> Problem requirements: Give the number of lines in the data that contain "icon", and nothing more.

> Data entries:
|---|

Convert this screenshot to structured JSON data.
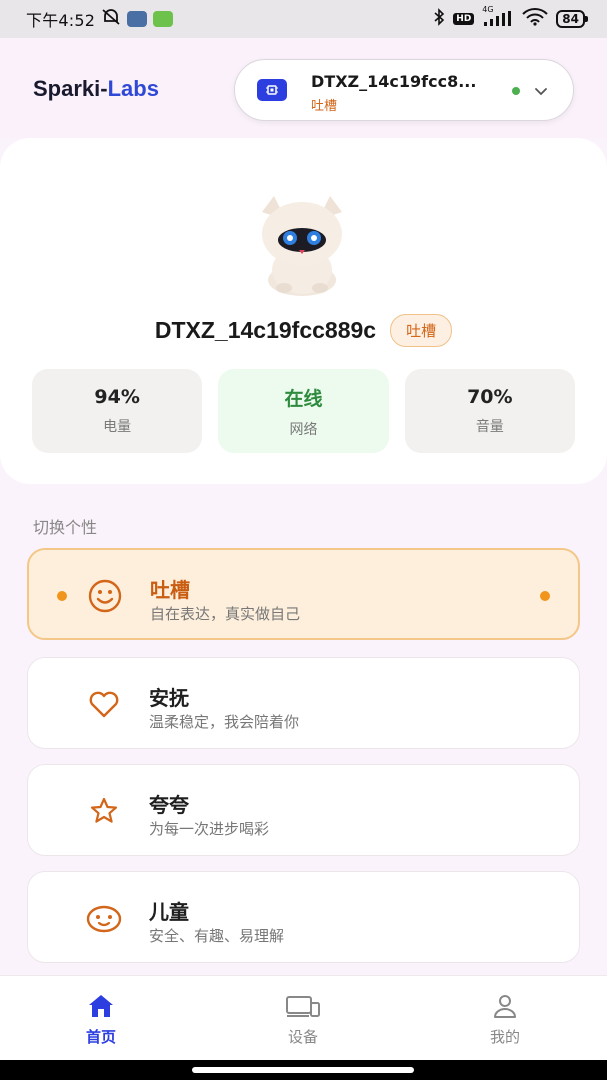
{
  "status_bar": {
    "time": "下午4:52",
    "network_label": "4G",
    "battery": "84"
  },
  "header": {
    "brand_part1": "Sparki-",
    "brand_part2": "Labs",
    "device_selector": {
      "name": "DTXZ_14c19fcc8...",
      "mode": "吐槽",
      "status": "online"
    }
  },
  "device_card": {
    "device_name": "DTXZ_14c19fcc889c",
    "mode_badge": "吐槽",
    "stats": [
      {
        "value": "94%",
        "label": "电量"
      },
      {
        "value": "在线",
        "label": "网络"
      },
      {
        "value": "70%",
        "label": "音量"
      }
    ]
  },
  "personality": {
    "section_label": "切换个性",
    "modes": [
      {
        "title": "吐槽",
        "desc": "自在表达，真实做自己",
        "icon": "smile-icon",
        "active": true
      },
      {
        "title": "安抚",
        "desc": "温柔稳定，我会陪着你",
        "icon": "heart-icon",
        "active": false
      },
      {
        "title": "夸夸",
        "desc": "为每一次进步喝彩",
        "icon": "star-icon",
        "active": false
      },
      {
        "title": "儿童",
        "desc": "安全、有趣、易理解",
        "icon": "child-face-icon",
        "active": false
      }
    ]
  },
  "bottom_nav": [
    {
      "label": "首页",
      "icon": "home-icon",
      "active": true
    },
    {
      "label": "设备",
      "icon": "devices-icon",
      "active": false
    },
    {
      "label": "我的",
      "icon": "profile-icon",
      "active": false
    }
  ],
  "colors": {
    "accent_blue": "#2c3ee0",
    "accent_orange": "#d2661a",
    "online_green": "#4caf50"
  }
}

|---|

> Answer to the problem: 7